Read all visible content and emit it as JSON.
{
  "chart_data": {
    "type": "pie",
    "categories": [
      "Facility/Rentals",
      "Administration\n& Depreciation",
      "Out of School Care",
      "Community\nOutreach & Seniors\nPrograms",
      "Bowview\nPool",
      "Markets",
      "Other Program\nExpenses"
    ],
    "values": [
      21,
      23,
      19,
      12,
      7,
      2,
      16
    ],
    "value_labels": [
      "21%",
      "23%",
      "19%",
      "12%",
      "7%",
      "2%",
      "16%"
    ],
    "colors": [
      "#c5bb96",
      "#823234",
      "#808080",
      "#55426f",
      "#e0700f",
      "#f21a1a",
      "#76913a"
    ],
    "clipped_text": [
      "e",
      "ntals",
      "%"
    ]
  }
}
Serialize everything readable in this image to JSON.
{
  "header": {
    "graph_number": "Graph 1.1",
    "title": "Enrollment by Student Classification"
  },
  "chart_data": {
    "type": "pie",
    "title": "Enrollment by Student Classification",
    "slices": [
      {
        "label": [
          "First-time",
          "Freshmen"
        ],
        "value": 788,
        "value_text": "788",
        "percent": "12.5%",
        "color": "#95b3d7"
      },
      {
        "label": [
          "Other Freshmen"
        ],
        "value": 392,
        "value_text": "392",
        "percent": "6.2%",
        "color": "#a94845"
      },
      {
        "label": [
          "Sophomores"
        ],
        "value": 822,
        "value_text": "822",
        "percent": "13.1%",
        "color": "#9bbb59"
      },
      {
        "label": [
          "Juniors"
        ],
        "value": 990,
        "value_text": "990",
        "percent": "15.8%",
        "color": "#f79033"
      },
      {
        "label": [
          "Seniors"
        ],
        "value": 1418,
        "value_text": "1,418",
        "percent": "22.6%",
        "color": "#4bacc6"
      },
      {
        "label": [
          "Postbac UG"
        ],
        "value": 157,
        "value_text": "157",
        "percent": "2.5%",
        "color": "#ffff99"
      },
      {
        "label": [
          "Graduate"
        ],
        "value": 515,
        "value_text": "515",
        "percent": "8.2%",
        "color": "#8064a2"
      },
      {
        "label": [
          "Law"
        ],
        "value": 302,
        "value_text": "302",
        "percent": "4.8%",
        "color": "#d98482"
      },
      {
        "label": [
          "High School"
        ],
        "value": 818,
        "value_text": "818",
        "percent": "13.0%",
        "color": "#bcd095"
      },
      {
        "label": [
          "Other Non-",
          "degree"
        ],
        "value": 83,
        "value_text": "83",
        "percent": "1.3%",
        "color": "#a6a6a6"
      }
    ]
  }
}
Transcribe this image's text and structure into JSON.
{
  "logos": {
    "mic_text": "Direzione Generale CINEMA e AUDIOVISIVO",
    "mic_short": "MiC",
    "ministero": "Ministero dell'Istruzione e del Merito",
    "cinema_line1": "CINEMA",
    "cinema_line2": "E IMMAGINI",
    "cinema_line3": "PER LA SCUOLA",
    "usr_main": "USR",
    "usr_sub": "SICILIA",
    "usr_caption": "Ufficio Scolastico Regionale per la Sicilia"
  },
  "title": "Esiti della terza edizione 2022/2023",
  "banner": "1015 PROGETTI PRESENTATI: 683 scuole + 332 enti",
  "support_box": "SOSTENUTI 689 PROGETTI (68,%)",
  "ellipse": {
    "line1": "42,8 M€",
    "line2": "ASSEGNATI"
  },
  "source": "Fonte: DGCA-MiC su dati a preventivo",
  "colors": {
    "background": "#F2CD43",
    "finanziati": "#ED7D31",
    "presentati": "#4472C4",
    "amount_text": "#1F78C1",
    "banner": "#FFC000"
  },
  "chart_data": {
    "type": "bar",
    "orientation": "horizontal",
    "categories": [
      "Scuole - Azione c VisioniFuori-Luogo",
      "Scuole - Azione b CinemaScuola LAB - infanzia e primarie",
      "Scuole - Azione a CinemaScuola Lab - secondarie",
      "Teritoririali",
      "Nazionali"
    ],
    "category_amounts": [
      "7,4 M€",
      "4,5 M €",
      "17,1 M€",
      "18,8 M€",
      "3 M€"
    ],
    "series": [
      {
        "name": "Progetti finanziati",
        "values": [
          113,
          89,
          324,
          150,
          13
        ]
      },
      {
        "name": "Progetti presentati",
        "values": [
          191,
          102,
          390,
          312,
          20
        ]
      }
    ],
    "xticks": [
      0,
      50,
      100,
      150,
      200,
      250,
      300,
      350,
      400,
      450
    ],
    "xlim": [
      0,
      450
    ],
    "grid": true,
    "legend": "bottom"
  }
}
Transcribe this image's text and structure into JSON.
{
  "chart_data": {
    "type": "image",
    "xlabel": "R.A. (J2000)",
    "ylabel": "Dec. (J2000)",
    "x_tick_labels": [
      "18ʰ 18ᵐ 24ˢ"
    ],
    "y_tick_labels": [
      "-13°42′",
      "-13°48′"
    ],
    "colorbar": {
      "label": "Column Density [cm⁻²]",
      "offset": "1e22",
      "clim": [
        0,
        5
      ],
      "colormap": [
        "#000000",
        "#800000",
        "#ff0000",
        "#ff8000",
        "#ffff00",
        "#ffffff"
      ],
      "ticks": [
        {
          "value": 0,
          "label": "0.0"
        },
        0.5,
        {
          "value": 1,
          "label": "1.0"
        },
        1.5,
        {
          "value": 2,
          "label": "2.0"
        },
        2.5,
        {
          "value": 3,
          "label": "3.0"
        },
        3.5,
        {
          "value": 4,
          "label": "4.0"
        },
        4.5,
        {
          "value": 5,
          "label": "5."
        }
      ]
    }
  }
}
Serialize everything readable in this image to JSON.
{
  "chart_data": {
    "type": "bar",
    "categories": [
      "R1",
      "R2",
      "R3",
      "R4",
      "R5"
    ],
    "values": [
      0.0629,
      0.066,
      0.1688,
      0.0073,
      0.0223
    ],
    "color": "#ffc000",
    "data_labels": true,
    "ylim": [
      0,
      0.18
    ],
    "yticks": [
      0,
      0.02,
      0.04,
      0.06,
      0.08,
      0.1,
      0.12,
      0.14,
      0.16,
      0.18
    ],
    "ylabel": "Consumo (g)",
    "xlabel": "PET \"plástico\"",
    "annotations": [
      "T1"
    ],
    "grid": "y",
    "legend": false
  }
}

+ + + +

From the records above, extract every entry exactly as given.

_ANSWER TO THE TASK_
Read all visible content and emit it as JSON.
{
  "chart_data": {
    "type": "pie",
    "categories": [
      "Facility/Rentals",
      "Administration\n& Depreciation",
      "Out of School Care",
      "Community\nOutreach & Seniors\nPrograms",
      "Bowview\nPool",
      "Markets",
      "Other Program\nExpenses"
    ],
    "values": [
      21,
      23,
      19,
      12,
      7,
      2,
      16
    ],
    "value_labels": [
      "21%",
      "23%",
      "19%",
      "12%",
      "7%",
      "2%",
      "16%"
    ],
    "colors": [
      "#c5bb96",
      "#823234",
      "#808080",
      "#55426f",
      "#e0700f",
      "#f21a1a",
      "#76913a"
    ],
    "clipped_text": [
      "e",
      "ntals",
      "%"
    ]
  }
}
Serialize everything readable in this image to JSON.
{
  "header": {
    "graph_number": "Graph 1.1",
    "title": "Enrollment by Student Classification"
  },
  "chart_data": {
    "type": "pie",
    "title": "Enrollment by Student Classification",
    "slices": [
      {
        "label": [
          "First-time",
          "Freshmen"
        ],
        "value": 788,
        "value_text": "788",
        "percent": "12.5%",
        "color": "#95b3d7"
      },
      {
        "label": [
          "Other Freshmen"
        ],
        "value": 392,
        "value_text": "392",
        "percent": "6.2%",
        "color": "#a94845"
      },
      {
        "label": [
          "Sophomores"
        ],
        "value": 822,
        "value_text": "822",
        "percent": "13.1%",
        "color": "#9bbb59"
      },
      {
        "label": [
          "Juniors"
        ],
        "value": 990,
        "value_text": "990",
        "percent": "15.8%",
        "color": "#f79033"
      },
      {
        "label": [
          "Seniors"
        ],
        "value": 1418,
        "value_text": "1,418",
        "percent": "22.6%",
        "color": "#4bacc6"
      },
      {
        "label": [
          "Postbac UG"
        ],
        "value": 157,
        "value_text": "157",
        "percent": "2.5%",
        "color": "#ffff99"
      },
      {
        "label": [
          "Graduate"
        ],
        "value": 515,
        "value_text": "515",
        "percent": "8.2%",
        "color": "#8064a2"
      },
      {
        "label": [
          "Law"
        ],
        "value": 302,
        "value_text": "302",
        "percent": "4.8%",
        "color": "#d98482"
      },
      {
        "label": [
          "High School"
        ],
        "value": 818,
        "value_text": "818",
        "percent": "13.0%",
        "color": "#bcd095"
      },
      {
        "label": [
          "Other Non-",
          "degree"
        ],
        "value": 83,
        "value_text": "83",
        "percent": "1.3%",
        "color": "#a6a6a6"
      }
    ]
  }
}
Transcribe this image's text and structure into JSON.
{
  "logos": {
    "mic_text": "Direzione Generale CINEMA e AUDIOVISIVO",
    "mic_short": "MiC",
    "ministero": "Ministero dell'Istruzione e del Merito",
    "cinema_line1": "CINEMA",
    "cinema_line2": "E IMMAGINI",
    "cinema_line3": "PER LA SCUOLA",
    "usr_main": "USR",
    "usr_sub": "SICILIA",
    "usr_caption": "Ufficio Scolastico Regionale per la Sicilia"
  },
  "title": "Esiti della terza edizione 2022/2023",
  "banner": "1015 PROGETTI PRESENTATI: 683 scuole + 332 enti",
  "support_box": "SOSTENUTI 689 PROGETTI (68,%)",
  "ellipse": {
    "line1": "42,8 M€",
    "line2": "ASSEGNATI"
  },
  "source": "Fonte: DGCA-MiC su dati a preventivo",
  "colors": {
    "background": "#F2CD43",
    "finanziati": "#ED7D31",
    "presentati": "#4472C4",
    "amount_text": "#1F78C1",
    "banner": "#FFC000"
  },
  "chart_data": {
    "type": "bar",
    "orientation": "horizontal",
    "categories": [
      "Scuole - Azione c VisioniFuori-Luogo",
      "Scuole - Azione b CinemaScuola LAB - infanzia e primarie",
      "Scuole - Azione a CinemaScuola Lab - secondarie",
      "Teritoririali",
      "Nazionali"
    ],
    "category_amounts": [
      "7,4 M€",
      "4,5 M €",
      "17,1 M€",
      "18,8 M€",
      "3 M€"
    ],
    "series": [
      {
        "name": "Progetti finanziati",
        "values": [
          113,
          89,
          324,
          150,
          13
        ]
      },
      {
        "name": "Progetti presentati",
        "values": [
          191,
          102,
          390,
          312,
          20
        ]
      }
    ],
    "xticks": [
      0,
      50,
      100,
      150,
      200,
      250,
      300,
      350,
      400,
      450
    ],
    "xlim": [
      0,
      450
    ],
    "grid": true,
    "legend": "bottom"
  }
}
Transcribe this image's text and structure into JSON.
{
  "chart_data": {
    "type": "image",
    "xlabel": "R.A. (J2000)",
    "ylabel": "Dec. (J2000)",
    "x_tick_labels": [
      "18ʰ 18ᵐ 24ˢ"
    ],
    "y_tick_labels": [
      "-13°42′",
      "-13°48′"
    ],
    "colorbar": {
      "label": "Column Density [cm⁻²]",
      "offset": "1e22",
      "clim": [
        0,
        5
      ],
      "colormap": [
        "#000000",
        "#800000",
        "#ff0000",
        "#ff8000",
        "#ffff00",
        "#ffffff"
      ],
      "ticks": [
        {
          "value": 0,
          "label": "0.0"
        },
        0.5,
        {
          "value": 1,
          "label": "1.0"
        },
        1.5,
        {
          "value": 2,
          "label": "2.0"
        },
        2.5,
        {
          "value": 3,
          "label": "3.0"
        },
        3.5,
        {
          "value": 4,
          "label": "4.0"
        },
        4.5,
        {
          "value": 5,
          "label": "5."
        }
      ]
    }
  }
}
Serialize everything readable in this image to JSON.
{
  "chart_data": {
    "type": "bar",
    "categories": [
      "R1",
      "R2",
      "R3",
      "R4",
      "R5"
    ],
    "values": [
      0.0629,
      0.066,
      0.1688,
      0.0073,
      0.0223
    ],
    "color": "#ffc000",
    "data_labels": true,
    "ylim": [
      0,
      0.18
    ],
    "yticks": [
      0,
      0.02,
      0.04,
      0.06,
      0.08,
      0.1,
      0.12,
      0.14,
      0.16,
      0.18
    ],
    "ylabel": "Consumo (g)",
    "xlabel": "PET \"plástico\"",
    "annotations": [
      "T1"
    ],
    "grid": "y",
    "legend": false
  }
}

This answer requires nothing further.